+++ Stored rows

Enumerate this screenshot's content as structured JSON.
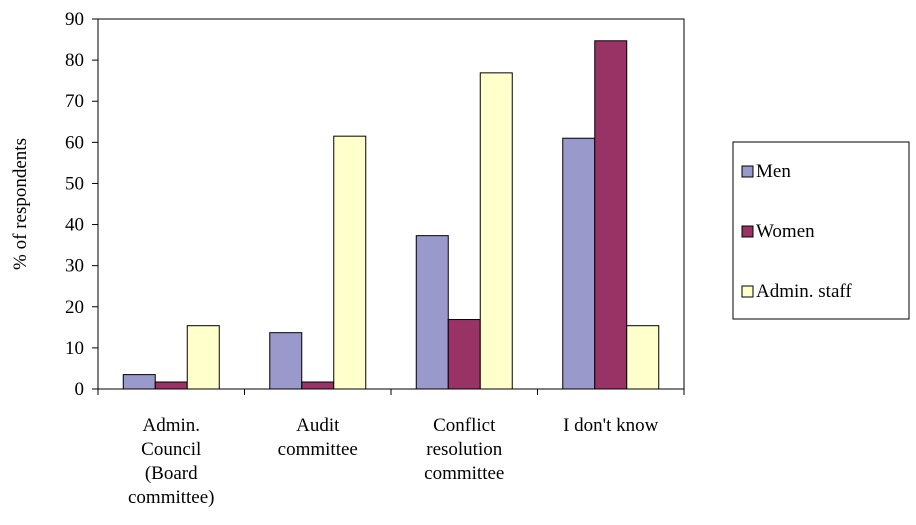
{
  "chart_data": {
    "type": "bar",
    "title": "",
    "xlabel": "",
    "ylabel": "% of respondents",
    "ylim": [
      0,
      90
    ],
    "yticks": [
      0,
      10,
      20,
      30,
      40,
      50,
      60,
      70,
      80,
      90
    ],
    "grid": false,
    "legend_position": "right",
    "categories": [
      "Admin. Council (Board committee)",
      "Audit committee",
      "Conflict resolution committee",
      "I don't know"
    ],
    "category_label_lines": [
      [
        "Admin.",
        "Council",
        "(Board",
        "committee)"
      ],
      [
        "Audit",
        "committee"
      ],
      [
        "Conflict",
        "resolution",
        "committee"
      ],
      [
        "I don't know"
      ]
    ],
    "series": [
      {
        "name": "Men",
        "color": "#9999CC",
        "values": [
          3.5,
          13.7,
          37.3,
          61.0
        ]
      },
      {
        "name": "Women",
        "color": "#993366",
        "values": [
          1.7,
          1.7,
          16.9,
          84.7
        ]
      },
      {
        "name": "Admin. staff",
        "color": "#FFFFCC",
        "values": [
          15.4,
          61.5,
          76.9,
          15.4
        ]
      }
    ]
  }
}
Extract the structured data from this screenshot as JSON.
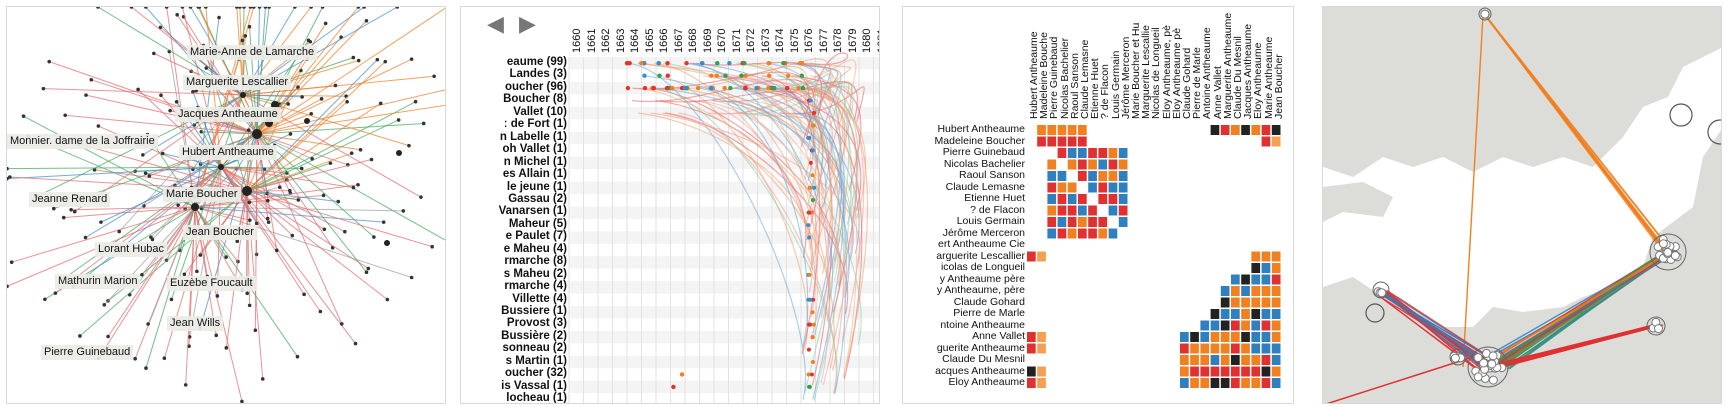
{
  "network": {
    "nodes": [
      {
        "label": "Marie-Anne de Lamarche"
      },
      {
        "label": "Marguerite Lescallier"
      },
      {
        "label": "Jacques Antheaume"
      },
      {
        "label": "Monnier. dame de la Joffrairie"
      },
      {
        "label": "Hubert Antheaume"
      },
      {
        "label": "Jeanne Renard"
      },
      {
        "label": "Marie Boucher"
      },
      {
        "label": "Jean Boucher"
      },
      {
        "label": "Lorant Hubac"
      },
      {
        "label": "Mathurin Marion"
      },
      {
        "label": "Euzèbe Foucault"
      },
      {
        "label": "Jean Wills"
      },
      {
        "label": "Pierre Guinebaud"
      }
    ],
    "edge_colors": [
      "#e07070",
      "#f08030",
      "#4a90c8",
      "#4aa860",
      "#a0a0a0"
    ]
  },
  "timeline": {
    "years": [
      "1660",
      "1661",
      "1662",
      "1663",
      "1664",
      "1665",
      "1666",
      "1667",
      "1668",
      "1669",
      "1670",
      "1671",
      "1672",
      "1673",
      "1674",
      "1675",
      "1676",
      "1677",
      "1678",
      "1679",
      "1680",
      "1681"
    ],
    "rows": [
      "eaume (99)",
      " Landes (3)",
      "oucher (96)",
      " Boucher (8)",
      " Vallet (10)",
      "ː de Fort (1)",
      "n Labelle (1)",
      "oh Vallet (1)",
      "n Michel (1)",
      "es Allain (1)",
      " le jeune (1)",
      " Gassau (2)",
      "Vanarsen (1)",
      " Maheur (5)",
      "e Paulet (7)",
      "e Maheu (4)",
      "rmarche (8)",
      "s Maheu (2)",
      "rmarche (4)",
      " Villette (4)",
      " Bussiere (1)",
      " Provost (3)",
      " Bussière (2)",
      "sonneau (2)",
      "s Martin (1)",
      "oucher (32)",
      "is Vassal (1)",
      "locheau (1)"
    ]
  },
  "matrix": {
    "rows": [
      "Hubert Antheaume",
      "Madeleine Boucher",
      "Pierre Guinebaud",
      "Nicolas Bachelier",
      "Raoul Sanson",
      "Claude Lemasne",
      "Etienne Huet",
      "? de Flacon",
      "Louis Germain",
      "Jérôme Merceron",
      "ert Antheaume Cie",
      "arguerite Lescallier",
      "icolas de Longueil",
      "y Antheaume père",
      "y Antheaume, père",
      "Claude Gohard",
      "Pierre de Marle",
      "ntoine Antheaume",
      "Anne Vallet",
      "guerite Antheaume",
      "Claude Du Mesnil",
      "acques Antheaume",
      "Eloy Antheaume"
    ],
    "cols": [
      "Hubert Antheaume",
      "Madeleine Bouche",
      "Pierre Guinebaud",
      "Nicolas Bachelier",
      "Raoul Sanson",
      "Claude Lemasne",
      "Etienne Huet",
      "? de Flacon",
      "Louis Germain",
      "Jérôme Merceron",
      "Marie Boucher et Hu",
      "Marguerite Lescallie",
      "Nicolas de Longueil",
      "Eloy Antheaume, pè",
      "Eloy Antheaume pè",
      "Claude Gohard",
      "Pierre de Marle",
      "Antoine Antheaume",
      "Anne Vallet",
      "Marguerite Antheaume",
      "Claude Du Mesnil",
      "Jacques Antheaume",
      "Eloy Antheaume",
      "Marie Antheaume",
      "Jean Boucher"
    ]
  },
  "map": {
    "land_color": "#dcdcd8",
    "sea_color": "#ffffff"
  },
  "nav": {
    "prev": "◀",
    "next": "▶"
  }
}
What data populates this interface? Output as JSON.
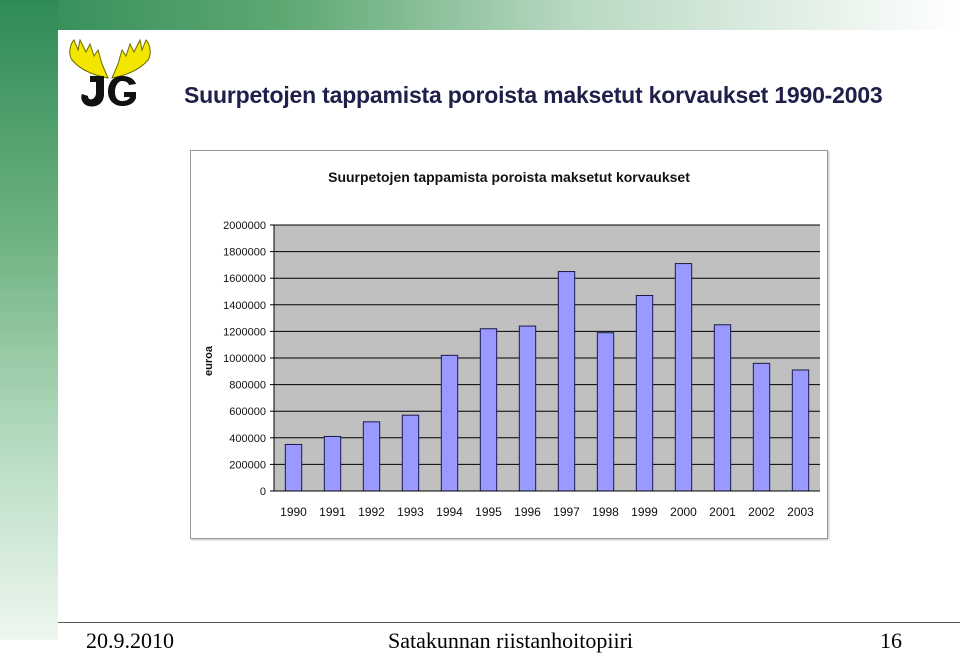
{
  "slide": {
    "title": "Suurpetojen tappamista poroista maksetut korvaukset 1990-2003",
    "footer_date": "20.9.2010",
    "footer_org": "Satakunnan riistanhoitopiiri",
    "page_number": "16",
    "logo_text": "JG",
    "colors": {
      "accent_green": "#2e8b57",
      "logo_yellow": "#f3e600",
      "logo_black": "#111111"
    }
  },
  "chart_data": {
    "type": "bar",
    "title": "Suurpetojen tappamista poroista maksetut korvaukset",
    "xlabel": "",
    "ylabel": "euroa",
    "categories": [
      "1990",
      "1991",
      "1992",
      "1993",
      "1994",
      "1995",
      "1996",
      "1997",
      "1998",
      "1999",
      "2000",
      "2001",
      "2002",
      "2003"
    ],
    "values": [
      350000,
      410000,
      520000,
      570000,
      1020000,
      1220000,
      1240000,
      1650000,
      1190000,
      1470000,
      1710000,
      1250000,
      960000,
      910000
    ],
    "ylim": [
      0,
      2000000
    ],
    "yticks": [
      0,
      200000,
      400000,
      600000,
      800000,
      1000000,
      1200000,
      1400000,
      1600000,
      1800000,
      2000000
    ],
    "ytick_labels": [
      "0",
      "200000",
      "400000",
      "600000",
      "800000",
      "1000000",
      "1200000",
      "1400000",
      "1600000",
      "1800000",
      "2000000"
    ],
    "grid": true,
    "legend": "none",
    "colors": {
      "bar": "#9999ff",
      "bar_edge": "#1a1a4a",
      "plot_bg": "#c0c0c0",
      "grid": "#000000"
    }
  }
}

++++++

** Instruction **
Copy every record above exactly, leaving out the pictures.

** The output **
Enumerate this screenshot's content as structured JSON.
{
  "chart_data": {
    "type": "bar",
    "title": "",
    "xlabel": "",
    "ylabel": "% of respondents",
    "ylim": [
      0,
      90
    ],
    "yticks": [
      0,
      10,
      20,
      30,
      40,
      50,
      60,
      70,
      80,
      90
    ],
    "grid": false,
    "legend_position": "right",
    "categories": [
      "Admin. Council (Board committee)",
      "Audit committee",
      "Conflict resolution committee",
      "I don't know"
    ],
    "category_label_lines": [
      [
        "Admin.",
        "Council",
        "(Board",
        "committee)"
      ],
      [
        "Audit",
        "committee"
      ],
      [
        "Conflict",
        "resolution",
        "committee"
      ],
      [
        "I don't know"
      ]
    ],
    "series": [
      {
        "name": "Men",
        "color": "#9999CC",
        "values": [
          3.5,
          13.7,
          37.3,
          61.0
        ]
      },
      {
        "name": "Women",
        "color": "#993366",
        "values": [
          1.7,
          1.7,
          16.9,
          84.7
        ]
      },
      {
        "name": "Admin. staff",
        "color": "#FFFFCC",
        "values": [
          15.4,
          61.5,
          76.9,
          15.4
        ]
      }
    ]
  }
}
Extract the structured data from this screenshot as JSON.
{
  "network": {
    "nodes": [
      {
        "label": "Marie-Anne de Lamarche"
      },
      {
        "label": "Marguerite Lescallier"
      },
      {
        "label": "Jacques Antheaume"
      },
      {
        "label": "Monnier. dame de la Joffrairie"
      },
      {
        "label": "Hubert Antheaume"
      },
      {
        "label": "Jeanne Renard"
      },
      {
        "label": "Marie Boucher"
      },
      {
        "label": "Jean Boucher"
      },
      {
        "label": "Lorant Hubac"
      },
      {
        "label": "Mathurin Marion"
      },
      {
        "label": "Euzèbe Foucault"
      },
      {
        "label": "Jean Wills"
      },
      {
        "label": "Pierre Guinebaud"
      }
    ],
    "edge_colors": [
      "#e07070",
      "#f08030",
      "#4a90c8",
      "#4aa860",
      "#a0a0a0"
    ]
  },
  "timeline": {
    "years": [
      "1660",
      "1661",
      "1662",
      "1663",
      "1664",
      "1665",
      "1666",
      "1667",
      "1668",
      "1669",
      "1670",
      "1671",
      "1672",
      "1673",
      "1674",
      "1675",
      "1676",
      "1677",
      "1678",
      "1679",
      "1680",
      "1681"
    ],
    "rows": [
      "eaume (99)",
      " Landes (3)",
      "oucher (96)",
      " Boucher (8)",
      " Vallet (10)",
      "ː de Fort (1)",
      "n Labelle (1)",
      "oh Vallet (1)",
      "n Michel (1)",
      "es Allain (1)",
      " le jeune (1)",
      " Gassau (2)",
      "Vanarsen (1)",
      " Maheur (5)",
      "e Paulet (7)",
      "e Maheu (4)",
      "rmarche (8)",
      "s Maheu (2)",
      "rmarche (4)",
      " Villette (4)",
      " Bussiere (1)",
      " Provost (3)",
      " Bussière (2)",
      "sonneau (2)",
      "s Martin (1)",
      "oucher (32)",
      "is Vassal (1)",
      "locheau (1)"
    ]
  },
  "matrix": {
    "rows": [
      "Hubert Antheaume",
      "Madeleine Boucher",
      "Pierre Guinebaud",
      "Nicolas Bachelier",
      "Raoul Sanson",
      "Claude Lemasne",
      "Etienne Huet",
      "? de Flacon",
      "Louis Germain",
      "Jérôme Merceron",
      "ert Antheaume Cie",
      "arguerite Lescallier",
      "icolas de Longueil",
      "y Antheaume père",
      "y Antheaume, père",
      "Claude Gohard",
      "Pierre de Marle",
      "ntoine Antheaume",
      "Anne Vallet",
      "guerite Antheaume",
      "Claude Du Mesnil",
      "acques Antheaume",
      "Eloy Antheaume"
    ],
    "cols": [
      "Hubert Antheaume",
      "Madeleine Bouche",
      "Pierre Guinebaud",
      "Nicolas Bachelier",
      "Raoul Sanson",
      "Claude Lemasne",
      "Etienne Huet",
      "? de Flacon",
      "Louis Germain",
      "Jérôme Merceron",
      "Marie Boucher et Hu",
      "Marguerite Lescallie",
      "Nicolas de Longueil",
      "Eloy Antheaume, pè",
      "Eloy Antheaume pè",
      "Claude Gohard",
      "Pierre de Marle",
      "Antoine Antheaume",
      "Anne Vallet",
      "Marguerite Antheaume",
      "Claude Du Mesnil",
      "Jacques Antheaume",
      "Eloy Antheaume",
      "Marie Antheaume",
      "Jean Boucher"
    ]
  },
  "map": {
    "land_color": "#dcdcd8",
    "sea_color": "#ffffff"
  },
  "nav": {
    "prev": "◀",
    "next": "▶"
  }
}
What data populates this interface? Output as JSON.
{
  "slide": {
    "title": "Suurpetojen tappamista poroista maksetut korvaukset 1990-2003",
    "footer_date": "20.9.2010",
    "footer_org": "Satakunnan riistanhoitopiiri",
    "page_number": "16",
    "logo_text": "JG",
    "colors": {
      "accent_green": "#2e8b57",
      "logo_yellow": "#f3e600",
      "logo_black": "#111111"
    }
  },
  "chart_data": {
    "type": "bar",
    "title": "Suurpetojen tappamista poroista maksetut korvaukset",
    "xlabel": "",
    "ylabel": "euroa",
    "categories": [
      "1990",
      "1991",
      "1992",
      "1993",
      "1994",
      "1995",
      "1996",
      "1997",
      "1998",
      "1999",
      "2000",
      "2001",
      "2002",
      "2003"
    ],
    "values": [
      350000,
      410000,
      520000,
      570000,
      1020000,
      1220000,
      1240000,
      1650000,
      1190000,
      1470000,
      1710000,
      1250000,
      960000,
      910000
    ],
    "ylim": [
      0,
      2000000
    ],
    "yticks": [
      0,
      200000,
      400000,
      600000,
      800000,
      1000000,
      1200000,
      1400000,
      1600000,
      1800000,
      2000000
    ],
    "ytick_labels": [
      "0",
      "200000",
      "400000",
      "600000",
      "800000",
      "1000000",
      "1200000",
      "1400000",
      "1600000",
      "1800000",
      "2000000"
    ],
    "grid": true,
    "legend": "none",
    "colors": {
      "bar": "#9999ff",
      "bar_edge": "#1a1a4a",
      "plot_bg": "#c0c0c0",
      "grid": "#000000"
    }
  }
}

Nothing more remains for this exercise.